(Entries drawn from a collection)
###

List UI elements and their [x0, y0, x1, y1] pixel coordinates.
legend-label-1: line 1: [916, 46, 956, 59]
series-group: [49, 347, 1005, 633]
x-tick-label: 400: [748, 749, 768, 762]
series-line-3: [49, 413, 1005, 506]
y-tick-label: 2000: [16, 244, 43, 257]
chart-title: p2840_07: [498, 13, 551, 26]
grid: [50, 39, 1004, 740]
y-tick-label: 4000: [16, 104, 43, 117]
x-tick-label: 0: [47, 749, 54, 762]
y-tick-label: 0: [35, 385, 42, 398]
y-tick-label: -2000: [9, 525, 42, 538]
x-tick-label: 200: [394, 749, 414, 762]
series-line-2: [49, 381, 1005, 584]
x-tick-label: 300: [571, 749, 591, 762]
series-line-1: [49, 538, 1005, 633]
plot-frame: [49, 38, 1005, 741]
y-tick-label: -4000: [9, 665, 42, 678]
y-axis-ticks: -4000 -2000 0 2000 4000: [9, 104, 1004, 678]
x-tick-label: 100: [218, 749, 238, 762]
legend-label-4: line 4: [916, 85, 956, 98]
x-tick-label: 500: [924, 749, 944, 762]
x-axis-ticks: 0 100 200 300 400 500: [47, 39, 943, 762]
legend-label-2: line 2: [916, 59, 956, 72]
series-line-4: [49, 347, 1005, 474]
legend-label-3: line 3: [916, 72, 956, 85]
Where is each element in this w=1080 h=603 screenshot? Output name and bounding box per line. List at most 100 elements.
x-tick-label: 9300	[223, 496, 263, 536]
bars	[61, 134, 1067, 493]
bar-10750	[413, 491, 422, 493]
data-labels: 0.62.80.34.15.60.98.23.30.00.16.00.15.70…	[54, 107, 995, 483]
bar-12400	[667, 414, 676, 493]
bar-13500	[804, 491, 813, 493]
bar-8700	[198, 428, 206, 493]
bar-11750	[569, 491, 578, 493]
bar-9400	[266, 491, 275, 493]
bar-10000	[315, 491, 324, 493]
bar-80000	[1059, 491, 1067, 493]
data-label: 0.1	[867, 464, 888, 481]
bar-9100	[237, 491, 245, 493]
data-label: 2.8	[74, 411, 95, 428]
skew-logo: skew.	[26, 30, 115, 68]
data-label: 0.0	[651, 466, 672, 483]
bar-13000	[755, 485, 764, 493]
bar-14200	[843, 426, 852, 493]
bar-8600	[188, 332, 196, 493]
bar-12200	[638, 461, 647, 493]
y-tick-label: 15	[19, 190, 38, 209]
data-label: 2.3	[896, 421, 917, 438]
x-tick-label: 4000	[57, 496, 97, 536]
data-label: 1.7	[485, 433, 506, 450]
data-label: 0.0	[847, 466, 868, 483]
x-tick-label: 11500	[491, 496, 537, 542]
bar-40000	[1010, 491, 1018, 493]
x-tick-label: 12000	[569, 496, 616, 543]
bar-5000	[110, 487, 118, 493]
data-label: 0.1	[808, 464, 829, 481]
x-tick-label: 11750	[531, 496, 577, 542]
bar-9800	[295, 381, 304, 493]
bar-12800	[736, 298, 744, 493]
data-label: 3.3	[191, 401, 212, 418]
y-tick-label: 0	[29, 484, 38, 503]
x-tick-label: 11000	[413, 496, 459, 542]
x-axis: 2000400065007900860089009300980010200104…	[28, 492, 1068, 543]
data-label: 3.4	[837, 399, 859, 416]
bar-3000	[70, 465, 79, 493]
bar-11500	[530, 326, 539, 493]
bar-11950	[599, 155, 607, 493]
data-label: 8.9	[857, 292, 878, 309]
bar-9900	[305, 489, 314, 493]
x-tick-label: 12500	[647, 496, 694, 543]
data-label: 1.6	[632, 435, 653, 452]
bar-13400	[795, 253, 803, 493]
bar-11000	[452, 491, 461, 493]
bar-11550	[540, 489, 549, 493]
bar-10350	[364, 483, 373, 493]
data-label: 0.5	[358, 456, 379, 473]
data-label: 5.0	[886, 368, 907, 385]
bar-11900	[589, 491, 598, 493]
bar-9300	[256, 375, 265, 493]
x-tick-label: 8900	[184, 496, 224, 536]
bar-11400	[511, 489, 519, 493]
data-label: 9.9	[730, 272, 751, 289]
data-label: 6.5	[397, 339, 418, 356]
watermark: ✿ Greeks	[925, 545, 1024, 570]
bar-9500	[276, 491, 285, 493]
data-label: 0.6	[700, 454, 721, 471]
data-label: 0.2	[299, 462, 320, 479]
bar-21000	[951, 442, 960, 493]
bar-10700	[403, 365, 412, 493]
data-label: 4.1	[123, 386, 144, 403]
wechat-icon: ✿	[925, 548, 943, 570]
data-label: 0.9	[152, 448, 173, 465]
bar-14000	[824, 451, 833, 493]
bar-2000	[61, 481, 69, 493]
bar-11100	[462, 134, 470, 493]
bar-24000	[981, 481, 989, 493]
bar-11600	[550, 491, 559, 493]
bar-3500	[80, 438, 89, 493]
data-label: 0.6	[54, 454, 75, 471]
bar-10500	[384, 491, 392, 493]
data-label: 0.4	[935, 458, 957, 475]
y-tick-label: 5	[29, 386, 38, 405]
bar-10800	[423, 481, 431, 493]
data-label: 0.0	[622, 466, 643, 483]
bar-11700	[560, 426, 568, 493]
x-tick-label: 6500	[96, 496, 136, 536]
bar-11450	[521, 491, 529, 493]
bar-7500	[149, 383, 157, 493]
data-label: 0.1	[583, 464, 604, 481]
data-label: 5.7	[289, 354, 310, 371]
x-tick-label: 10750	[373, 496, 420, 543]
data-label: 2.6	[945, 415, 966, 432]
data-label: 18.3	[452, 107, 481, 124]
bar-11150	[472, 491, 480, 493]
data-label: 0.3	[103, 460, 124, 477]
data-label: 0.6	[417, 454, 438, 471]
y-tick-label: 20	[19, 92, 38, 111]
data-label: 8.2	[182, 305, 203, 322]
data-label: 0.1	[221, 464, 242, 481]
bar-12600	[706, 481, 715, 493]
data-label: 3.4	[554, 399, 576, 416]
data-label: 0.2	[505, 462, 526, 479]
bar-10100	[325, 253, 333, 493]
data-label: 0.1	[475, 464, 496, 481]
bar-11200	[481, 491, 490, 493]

###

Exercise -> Reproduce every line of the data above verbatim, changing nothing.

Response for this exercise ->
List UI elements and their [x0, y0, x1, y1] pixel coordinates.
legend-label-1: line 1: [916, 46, 956, 59]
series-group: [49, 347, 1005, 633]
x-tick-label: 400: [748, 749, 768, 762]
series-line-3: [49, 413, 1005, 506]
y-tick-label: 2000: [16, 244, 43, 257]
chart-title: p2840_07: [498, 13, 551, 26]
grid: [50, 39, 1004, 740]
y-tick-label: 4000: [16, 104, 43, 117]
x-tick-label: 0: [47, 749, 54, 762]
y-tick-label: 0: [35, 385, 42, 398]
y-tick-label: -2000: [9, 525, 42, 538]
x-tick-label: 200: [394, 749, 414, 762]
series-line-2: [49, 381, 1005, 584]
x-tick-label: 300: [571, 749, 591, 762]
series-line-1: [49, 538, 1005, 633]
plot-frame: [49, 38, 1005, 741]
y-tick-label: -4000: [9, 665, 42, 678]
y-axis-ticks: -4000 -2000 0 2000 4000: [9, 104, 1004, 678]
x-tick-label: 100: [218, 749, 238, 762]
legend-label-4: line 4: [916, 85, 956, 98]
x-tick-label: 500: [924, 749, 944, 762]
x-axis-ticks: 0 100 200 300 400 500: [47, 39, 943, 762]
legend-label-2: line 2: [916, 59, 956, 72]
series-line-4: [49, 347, 1005, 474]
legend-label-3: line 3: [916, 72, 956, 85]
Where is each element in this w=1080 h=603 screenshot? Output name and bounding box per line. List at most 100 elements.
x-tick-label: 9300	[223, 496, 263, 536]
bars	[61, 134, 1067, 493]
bar-10750	[413, 491, 422, 493]
data-labels: 0.62.80.34.15.60.98.23.30.00.16.00.15.70…	[54, 107, 995, 483]
bar-12400	[667, 414, 676, 493]
bar-13500	[804, 491, 813, 493]
bar-8700	[198, 428, 206, 493]
bar-11750	[569, 491, 578, 493]
bar-9400	[266, 491, 275, 493]
bar-10000	[315, 491, 324, 493]
bar-80000	[1059, 491, 1067, 493]
data-label: 0.1	[867, 464, 888, 481]
bar-9100	[237, 491, 245, 493]
data-label: 2.8	[74, 411, 95, 428]
skew-logo: skew.	[26, 30, 115, 68]
data-label: 0.0	[651, 466, 672, 483]
bar-13000	[755, 485, 764, 493]
bar-14200	[843, 426, 852, 493]
bar-8600	[188, 332, 196, 493]
bar-12200	[638, 461, 647, 493]
y-tick-label: 15	[19, 190, 38, 209]
data-label: 2.3	[896, 421, 917, 438]
x-tick-label: 4000	[57, 496, 97, 536]
data-label: 1.7	[485, 433, 506, 450]
data-label: 0.0	[847, 466, 868, 483]
x-tick-label: 11500	[491, 496, 537, 542]
bar-40000	[1010, 491, 1018, 493]
x-tick-label: 12000	[569, 496, 616, 543]
bar-5000	[110, 487, 118, 493]
data-label: 0.1	[808, 464, 829, 481]
x-tick-label: 11750	[531, 496, 577, 542]
bar-9800	[295, 381, 304, 493]
bar-12800	[736, 298, 744, 493]
data-label: 3.3	[191, 401, 212, 418]
y-tick-label: 0	[29, 484, 38, 503]
x-tick-label: 11000	[413, 496, 459, 542]
x-axis: 2000400065007900860089009300980010200104…	[28, 492, 1068, 543]
data-label: 3.4	[837, 399, 859, 416]
bar-3000	[70, 465, 79, 493]
bar-11500	[530, 326, 539, 493]
bar-11950	[599, 155, 607, 493]
data-label: 8.9	[857, 292, 878, 309]
bar-9900	[305, 489, 314, 493]
x-tick-label: 12500	[647, 496, 694, 543]
data-label: 1.6	[632, 435, 653, 452]
bar-13400	[795, 253, 803, 493]
bar-11000	[452, 491, 461, 493]
bar-11550	[540, 489, 549, 493]
bar-10350	[364, 483, 373, 493]
data-label: 0.5	[358, 456, 379, 473]
data-label: 5.0	[886, 368, 907, 385]
bar-11900	[589, 491, 598, 493]
bar-9300	[256, 375, 265, 493]
x-tick-label: 8900	[184, 496, 224, 536]
bar-11400	[511, 489, 519, 493]
data-label: 9.9	[730, 272, 751, 289]
data-label: 6.5	[397, 339, 418, 356]
watermark: ✿ Greeks	[925, 545, 1024, 570]
bar-9500	[276, 491, 285, 493]
data-label: 0.6	[700, 454, 721, 471]
data-label: 0.2	[299, 462, 320, 479]
bar-21000	[951, 442, 960, 493]
bar-10700	[403, 365, 412, 493]
data-label: 4.1	[123, 386, 144, 403]
wechat-icon: ✿	[925, 548, 943, 570]
data-label: 0.9	[152, 448, 173, 465]
bar-14000	[824, 451, 833, 493]
bar-2000	[61, 481, 69, 493]
bar-11100	[462, 134, 470, 493]
bar-24000	[981, 481, 989, 493]
bar-11600	[550, 491, 559, 493]
bar-3500	[80, 438, 89, 493]
data-label: 0.6	[54, 454, 75, 471]
bar-10500	[384, 491, 392, 493]
data-label: 0.4	[935, 458, 957, 475]
y-tick-label: 5	[29, 386, 38, 405]
bar-10800	[423, 481, 431, 493]
data-label: 0.0	[622, 466, 643, 483]
bar-11700	[560, 426, 568, 493]
x-tick-label: 6500	[96, 496, 136, 536]
bar-11450	[521, 491, 529, 493]
bar-7500	[149, 383, 157, 493]
data-label: 0.1	[583, 464, 604, 481]
data-label: 5.7	[289, 354, 310, 371]
x-tick-label: 10750	[373, 496, 420, 543]
data-label: 2.6	[945, 415, 966, 432]
data-label: 18.3	[452, 107, 481, 124]
bar-11150	[472, 491, 480, 493]
data-label: 0.3	[103, 460, 124, 477]
data-label: 0.6	[417, 454, 438, 471]
y-tick-label: 20	[19, 92, 38, 111]
data-label: 8.2	[182, 305, 203, 322]
data-label: 0.1	[221, 464, 242, 481]
bar-12600	[706, 481, 715, 493]
data-label: 3.4	[554, 399, 576, 416]
data-label: 0.2	[505, 462, 526, 479]
bar-10100	[325, 253, 333, 493]
data-label: 0.1	[475, 464, 496, 481]
bar-11200	[481, 491, 490, 493]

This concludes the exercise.